----- Working data

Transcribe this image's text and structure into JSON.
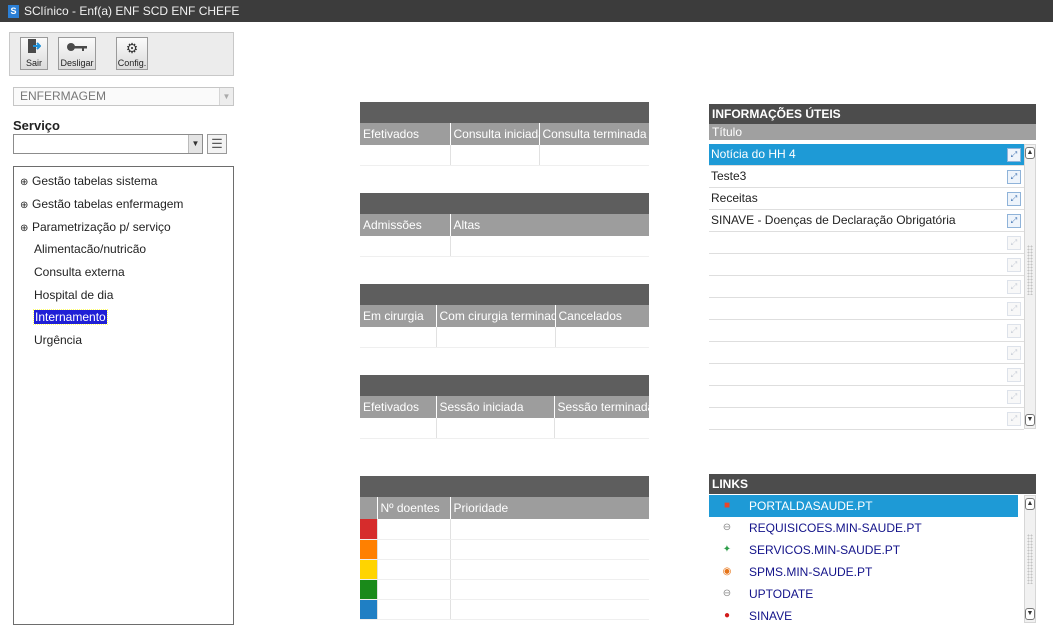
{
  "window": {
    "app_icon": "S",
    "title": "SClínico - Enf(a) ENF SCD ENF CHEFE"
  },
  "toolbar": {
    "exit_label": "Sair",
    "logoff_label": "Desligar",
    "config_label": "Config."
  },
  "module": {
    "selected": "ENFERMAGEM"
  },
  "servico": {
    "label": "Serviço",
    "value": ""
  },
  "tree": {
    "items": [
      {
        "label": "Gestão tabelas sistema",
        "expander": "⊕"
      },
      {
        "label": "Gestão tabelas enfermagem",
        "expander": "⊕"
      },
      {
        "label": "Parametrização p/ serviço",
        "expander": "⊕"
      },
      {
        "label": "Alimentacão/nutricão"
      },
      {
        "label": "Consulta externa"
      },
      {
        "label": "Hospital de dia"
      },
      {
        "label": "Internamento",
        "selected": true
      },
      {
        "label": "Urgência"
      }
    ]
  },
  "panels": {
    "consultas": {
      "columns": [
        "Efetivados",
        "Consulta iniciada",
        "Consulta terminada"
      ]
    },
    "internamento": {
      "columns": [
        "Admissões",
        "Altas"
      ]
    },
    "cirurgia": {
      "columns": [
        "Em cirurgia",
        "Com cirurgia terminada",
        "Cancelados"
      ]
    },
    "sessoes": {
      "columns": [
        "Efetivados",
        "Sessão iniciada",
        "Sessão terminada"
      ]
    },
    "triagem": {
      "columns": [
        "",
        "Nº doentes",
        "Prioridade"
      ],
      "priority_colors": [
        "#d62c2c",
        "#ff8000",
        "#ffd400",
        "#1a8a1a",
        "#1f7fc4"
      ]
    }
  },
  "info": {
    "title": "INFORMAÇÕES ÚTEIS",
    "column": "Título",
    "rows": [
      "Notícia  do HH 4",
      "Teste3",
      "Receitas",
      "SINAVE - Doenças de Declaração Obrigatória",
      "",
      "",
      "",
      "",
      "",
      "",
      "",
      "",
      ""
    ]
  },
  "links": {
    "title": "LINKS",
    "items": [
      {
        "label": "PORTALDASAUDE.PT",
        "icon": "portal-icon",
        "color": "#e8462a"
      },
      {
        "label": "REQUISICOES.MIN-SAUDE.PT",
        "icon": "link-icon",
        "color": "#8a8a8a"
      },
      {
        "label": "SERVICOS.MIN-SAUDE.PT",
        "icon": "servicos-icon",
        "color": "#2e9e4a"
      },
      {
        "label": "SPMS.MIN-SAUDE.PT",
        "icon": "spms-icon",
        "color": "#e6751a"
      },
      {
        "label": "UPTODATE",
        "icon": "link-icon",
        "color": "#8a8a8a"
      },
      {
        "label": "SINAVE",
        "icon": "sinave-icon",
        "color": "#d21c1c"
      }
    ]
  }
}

----------

» Problem requirements
Output all of the entries verbatim, leaving out any images.

» Answer to the problem
Transcribe this image's text and structure into JSON.
{
  "window": {
    "app_icon": "S",
    "title": "SClínico - Enf(a) ENF SCD ENF CHEFE"
  },
  "toolbar": {
    "exit_label": "Sair",
    "logoff_label": "Desligar",
    "config_label": "Config."
  },
  "module": {
    "selected": "ENFERMAGEM"
  },
  "servico": {
    "label": "Serviço",
    "value": ""
  },
  "tree": {
    "items": [
      {
        "label": "Gestão tabelas sistema",
        "expander": "⊕"
      },
      {
        "label": "Gestão tabelas enfermagem",
        "expander": "⊕"
      },
      {
        "label": "Parametrização p/ serviço",
        "expander": "⊕"
      },
      {
        "label": "Alimentacão/nutricão"
      },
      {
        "label": "Consulta externa"
      },
      {
        "label": "Hospital de dia"
      },
      {
        "label": "Internamento",
        "selected": true
      },
      {
        "label": "Urgência"
      }
    ]
  },
  "panels": {
    "consultas": {
      "columns": [
        "Efetivados",
        "Consulta iniciada",
        "Consulta terminada"
      ]
    },
    "internamento": {
      "columns": [
        "Admissões",
        "Altas"
      ]
    },
    "cirurgia": {
      "columns": [
        "Em cirurgia",
        "Com cirurgia terminada",
        "Cancelados"
      ]
    },
    "sessoes": {
      "columns": [
        "Efetivados",
        "Sessão iniciada",
        "Sessão terminada"
      ]
    },
    "triagem": {
      "columns": [
        "",
        "Nº doentes",
        "Prioridade"
      ],
      "priority_colors": [
        "#d62c2c",
        "#ff8000",
        "#ffd400",
        "#1a8a1a",
        "#1f7fc4"
      ]
    }
  },
  "info": {
    "title": "INFORMAÇÕES ÚTEIS",
    "column": "Título",
    "rows": [
      "Notícia  do HH 4",
      "Teste3",
      "Receitas",
      "SINAVE - Doenças de Declaração Obrigatória",
      "",
      "",
      "",
      "",
      "",
      "",
      "",
      "",
      ""
    ]
  },
  "links": {
    "title": "LINKS",
    "items": [
      {
        "label": "PORTALDASAUDE.PT",
        "icon": "portal-icon",
        "color": "#e8462a"
      },
      {
        "label": "REQUISICOES.MIN-SAUDE.PT",
        "icon": "link-icon",
        "color": "#8a8a8a"
      },
      {
        "label": "SERVICOS.MIN-SAUDE.PT",
        "icon": "servicos-icon",
        "color": "#2e9e4a"
      },
      {
        "label": "SPMS.MIN-SAUDE.PT",
        "icon": "spms-icon",
        "color": "#e6751a"
      },
      {
        "label": "UPTODATE",
        "icon": "link-icon",
        "color": "#8a8a8a"
      },
      {
        "label": "SINAVE",
        "icon": "sinave-icon",
        "color": "#d21c1c"
      }
    ]
  }
}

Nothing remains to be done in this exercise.